Exercise description:
Select the lines below containing the word "балл".

Items:
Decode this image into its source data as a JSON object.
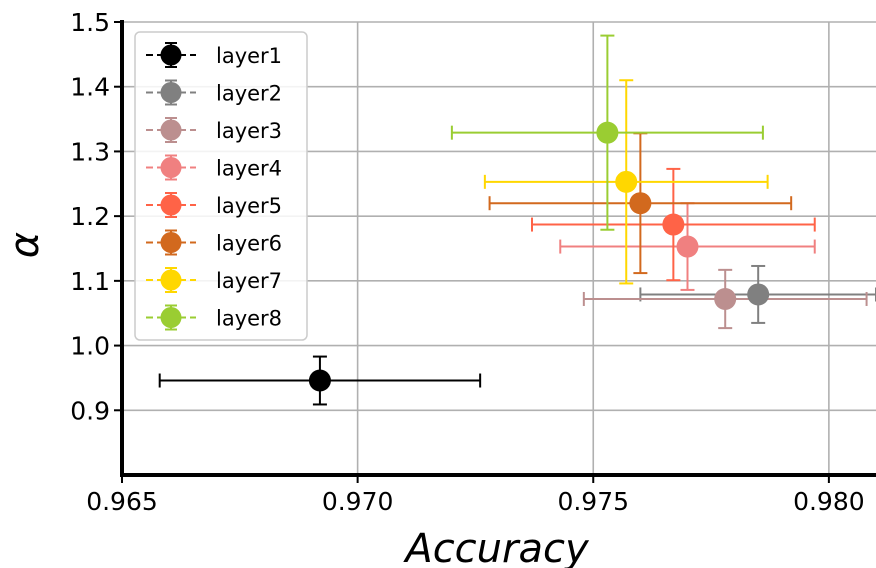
{
  "chart_data": {
    "type": "scatter",
    "xlabel": "Accuracy",
    "ylabel": "α",
    "xlim": [
      0.965,
      0.981
    ],
    "ylim": [
      0.8,
      1.5
    ],
    "x_ticks": [
      "0.965",
      "0.970",
      "0.975",
      "0.980"
    ],
    "y_ticks": [
      "0.9",
      "1.0",
      "1.1",
      "1.2",
      "1.3",
      "1.4",
      "1.5"
    ],
    "grid": true,
    "legend_position": "top-left",
    "series": [
      {
        "name": "layer1",
        "color": "#000000",
        "x": 0.9692,
        "y": 0.946,
        "xerr": 0.0034,
        "yerr": 0.037
      },
      {
        "name": "layer2",
        "color": "#808080",
        "x": 0.9785,
        "y": 1.079,
        "xerr": 0.0025,
        "yerr": 0.044
      },
      {
        "name": "layer3",
        "color": "#bc8f8f",
        "x": 0.9778,
        "y": 1.072,
        "xerr": 0.003,
        "yerr": 0.045
      },
      {
        "name": "layer4",
        "color": "#f08080",
        "x": 0.977,
        "y": 1.153,
        "xerr": 0.0027,
        "yerr": 0.067
      },
      {
        "name": "layer5",
        "color": "#ff6347",
        "x": 0.9767,
        "y": 1.187,
        "xerr": 0.003,
        "yerr": 0.086
      },
      {
        "name": "layer6",
        "color": "#d2691e",
        "x": 0.976,
        "y": 1.22,
        "xerr": 0.0032,
        "yerr": 0.108
      },
      {
        "name": "layer7",
        "color": "#ffd700",
        "x": 0.9757,
        "y": 1.253,
        "xerr": 0.003,
        "yerr": 0.157
      },
      {
        "name": "layer8",
        "color": "#9acd32",
        "x": 0.9753,
        "y": 1.329,
        "xerr": 0.0033,
        "yerr": 0.15
      }
    ]
  }
}
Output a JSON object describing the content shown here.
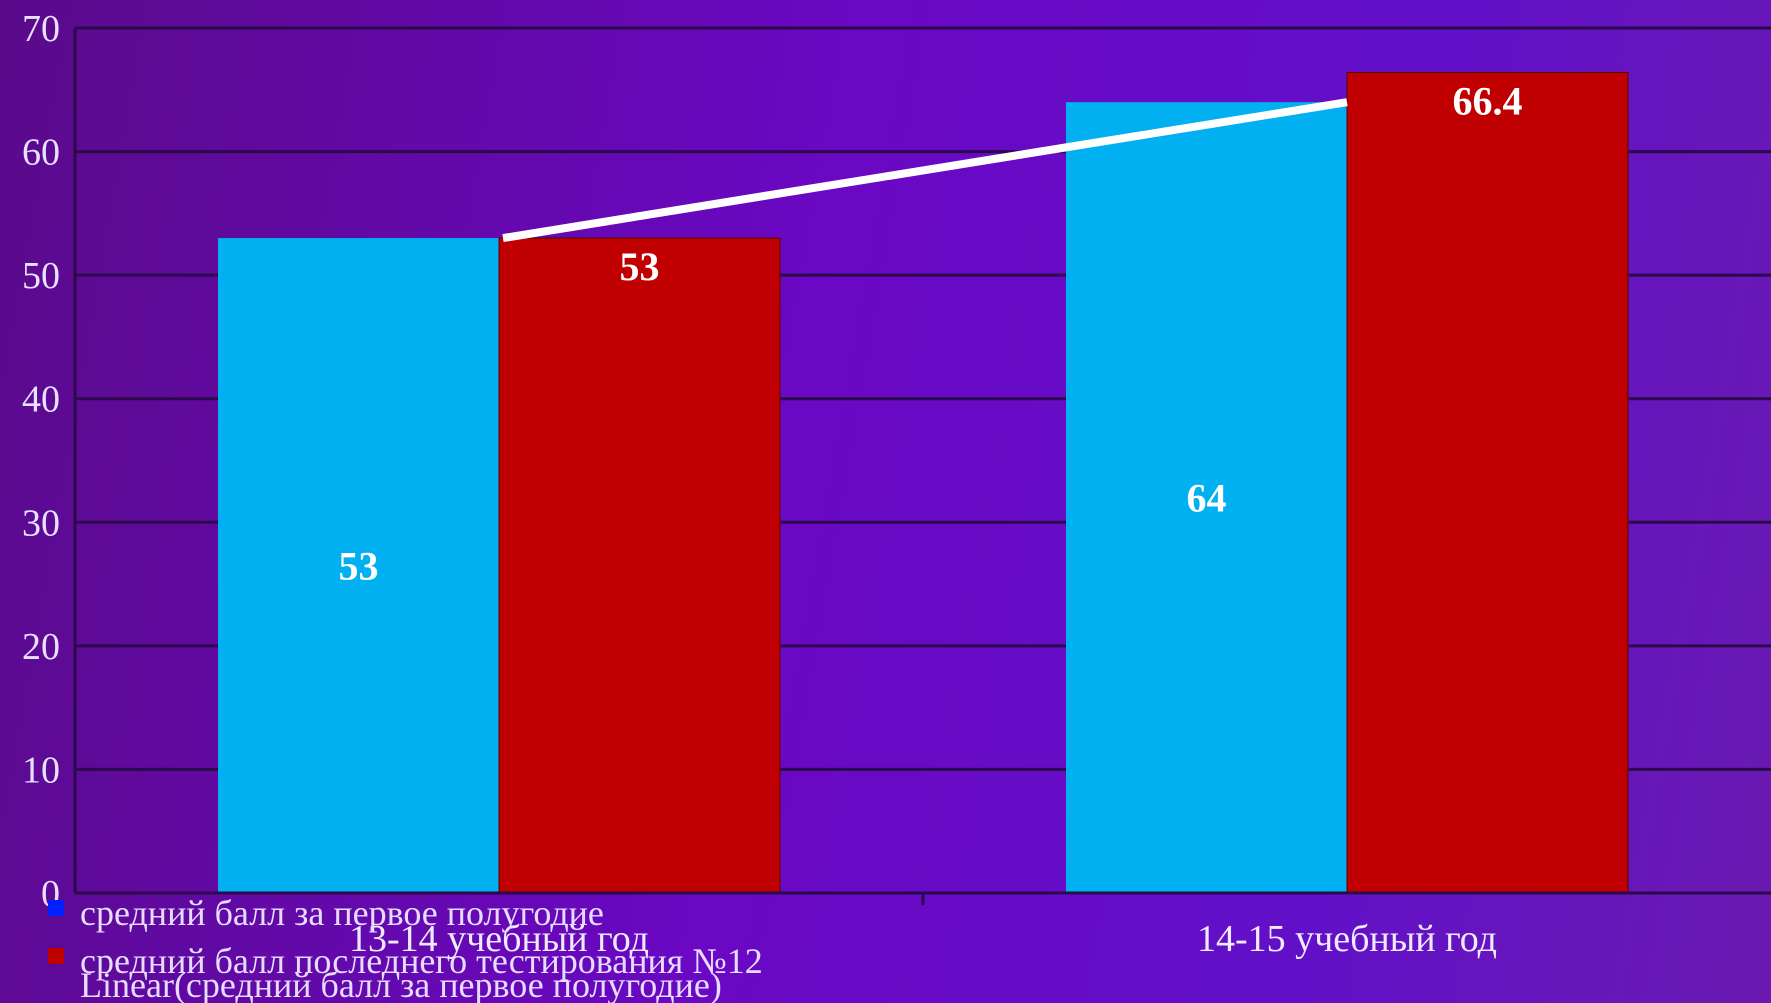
{
  "chart_data": {
    "type": "bar",
    "categories": [
      "13-14 учебный год",
      "14-15 учебный год"
    ],
    "series": [
      {
        "name": "средний балл за первое полугодие",
        "values": [
          53,
          64
        ],
        "color": "#00b0f0"
      },
      {
        "name": "средний балл последнего тестирования №12",
        "values": [
          53,
          66.4
        ],
        "color": "#c00000"
      }
    ],
    "trendline": {
      "label": "Linear(средний балл за первое полугодие)",
      "values": [
        53,
        64
      ],
      "color": "#ffffff"
    },
    "yticks": [
      0,
      10,
      20,
      30,
      40,
      50,
      60,
      70
    ],
    "ylim": [
      0,
      70
    ],
    "grid": true,
    "legend_position": "bottom-left",
    "title": "",
    "xlabel": "",
    "ylabel": ""
  }
}
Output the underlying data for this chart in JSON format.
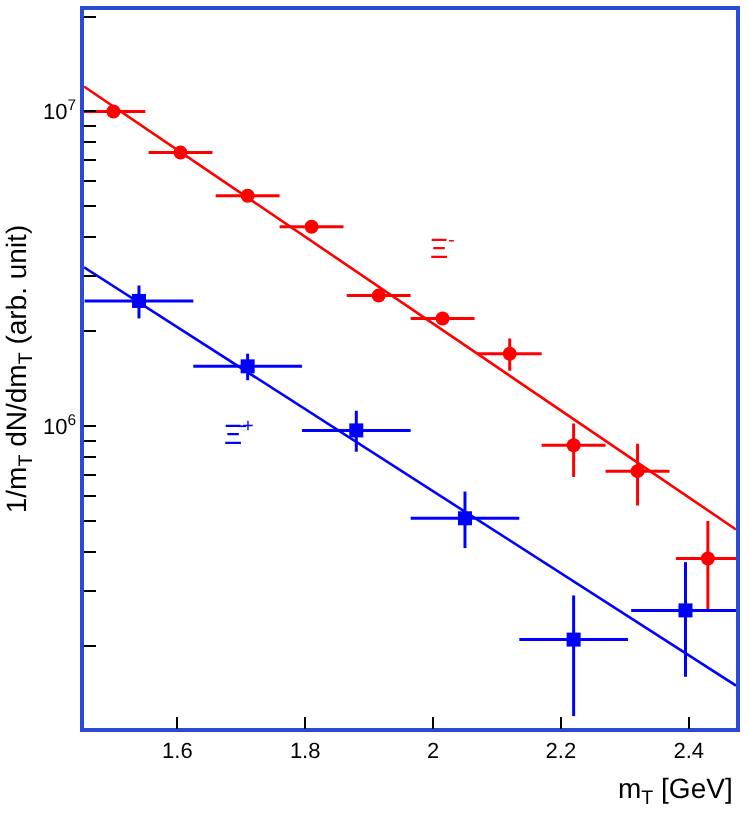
{
  "chart_data": {
    "type": "scatter",
    "xlabel": "m$_{T}$ [GeV]",
    "ylabel": "1/m$_{T}$ dN/dm$_{T}$ (arb. unit)",
    "log": "y",
    "grid": false,
    "legend": "left",
    "xlim": [
      1.454,
      2.474
    ],
    "xticks": [
      1.6,
      1.8,
      2,
      2.2,
      2.4
    ],
    "ylim": [
      110000,
      21000000
    ],
    "yticks": [
      {
        "value": 1000000,
        "label": "10$^{6}$"
      },
      {
        "value": 10000000,
        "label": "10$^{7}$"
      },
      {
        "value": 200000,
        "label": null
      },
      {
        "value": 300000,
        "label": null
      },
      {
        "value": 400000,
        "label": null
      },
      {
        "value": 500000,
        "label": null
      },
      {
        "value": 600000,
        "label": null
      },
      {
        "value": 700000,
        "label": null
      },
      {
        "value": 800000,
        "label": null
      },
      {
        "value": 900000,
        "label": null
      },
      {
        "value": 2000000,
        "label": null
      },
      {
        "value": 3000000,
        "label": null
      },
      {
        "value": 4000000,
        "label": null
      },
      {
        "value": 5000000,
        "label": null
      },
      {
        "value": 6000000,
        "label": null
      },
      {
        "value": 7000000,
        "label": null
      },
      {
        "value": 8000000,
        "label": null
      },
      {
        "value": 9000000,
        "label": null
      },
      {
        "value": 20000000,
        "label": null
      }
    ],
    "series": [
      {
        "name": "Ξ$^{-}$",
        "color": "#ff0000",
        "marker": "circle",
        "x": [
          1.5,
          1.605,
          1.71,
          1.81,
          1.915,
          2.015,
          2.12,
          2.22,
          2.32,
          2.43
        ],
        "values": [
          10000000,
          7400000,
          5400000,
          4300000,
          2600000,
          2200000,
          1700000,
          870000,
          720000,
          380000
        ],
        "errors": [
          null,
          null,
          null,
          null,
          null,
          null,
          [
            1500000,
            1900000
          ],
          [
            690000,
            1020000
          ],
          [
            560000,
            880000
          ],
          [
            260000,
            500000
          ]
        ],
        "xerrors": [
          0.05,
          0.05,
          0.05,
          0.05,
          0.05,
          0.05,
          0.05,
          0.05,
          0.05,
          0.05
        ]
      },
      {
        "name": "Ξ̄$^{+}$",
        "color": "#0000ff",
        "marker": "square",
        "x": [
          1.54,
          1.71,
          1.88,
          2.05,
          2.22,
          2.395
        ],
        "values": [
          2500000,
          1550000,
          970000,
          510000,
          210000,
          260000
        ],
        "errors": [
          [
            2200000,
            2800000
          ],
          [
            1400000,
            1700000
          ],
          [
            830000,
            1120000
          ],
          [
            410000,
            620000
          ],
          [
            120000,
            290000
          ],
          [
            160000,
            370000
          ]
        ],
        "xerrors": [
          0.085,
          0.085,
          0.085,
          0.085,
          0.085,
          0.085
        ]
      },
      {
        "type": "line",
        "color": "#ff0000",
        "marker": "none",
        "x": [
          1.454,
          2.474
        ],
        "values": [
          12000000,
          470000
        ]
      },
      {
        "type": "line",
        "color": "#0000ff",
        "marker": "none",
        "x": [
          1.454,
          2.474
        ],
        "values": [
          3200000,
          150000
        ]
      }
    ]
  }
}
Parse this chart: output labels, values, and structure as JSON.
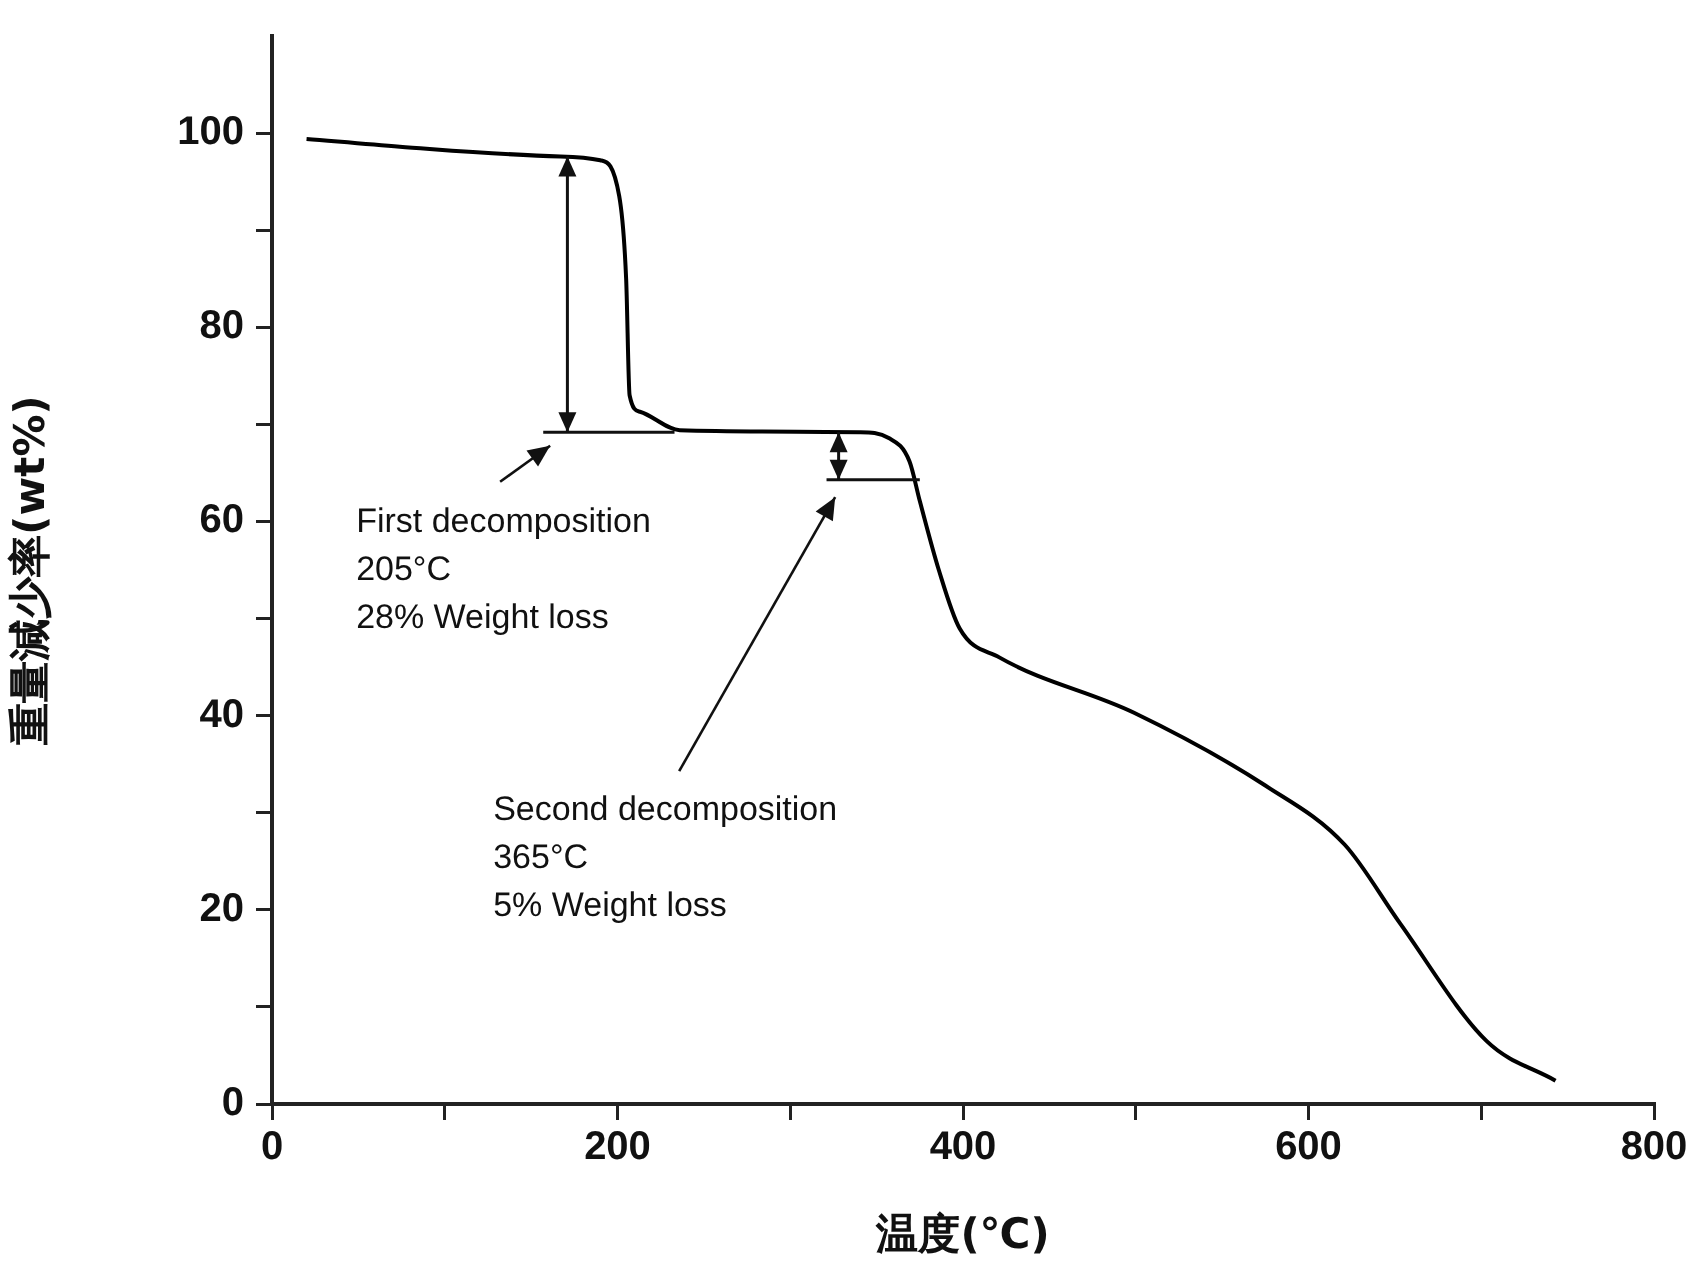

Task solution:
        "name": "средний балл за первое полугодие",
        "name": "средний балл последнего тестирования №12",
      "label": "Linear(средний балл за первое полугодие)",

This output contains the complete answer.